Stored items

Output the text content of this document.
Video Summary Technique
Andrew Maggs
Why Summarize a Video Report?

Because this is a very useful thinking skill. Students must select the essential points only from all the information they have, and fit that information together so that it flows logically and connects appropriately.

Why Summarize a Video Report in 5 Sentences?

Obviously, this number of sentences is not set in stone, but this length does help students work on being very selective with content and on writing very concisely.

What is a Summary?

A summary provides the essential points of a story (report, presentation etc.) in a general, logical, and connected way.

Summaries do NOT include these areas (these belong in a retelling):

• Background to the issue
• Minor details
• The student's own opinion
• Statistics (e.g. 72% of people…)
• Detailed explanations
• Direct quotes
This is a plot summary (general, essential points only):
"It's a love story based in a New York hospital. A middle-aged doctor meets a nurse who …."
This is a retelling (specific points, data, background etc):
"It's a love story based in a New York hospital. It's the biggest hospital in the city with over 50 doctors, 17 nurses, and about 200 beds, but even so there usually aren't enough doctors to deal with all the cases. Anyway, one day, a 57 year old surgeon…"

_The task_
Return only the number of lines in the preceding records that contain the string "general".

_Solution for this problem_
2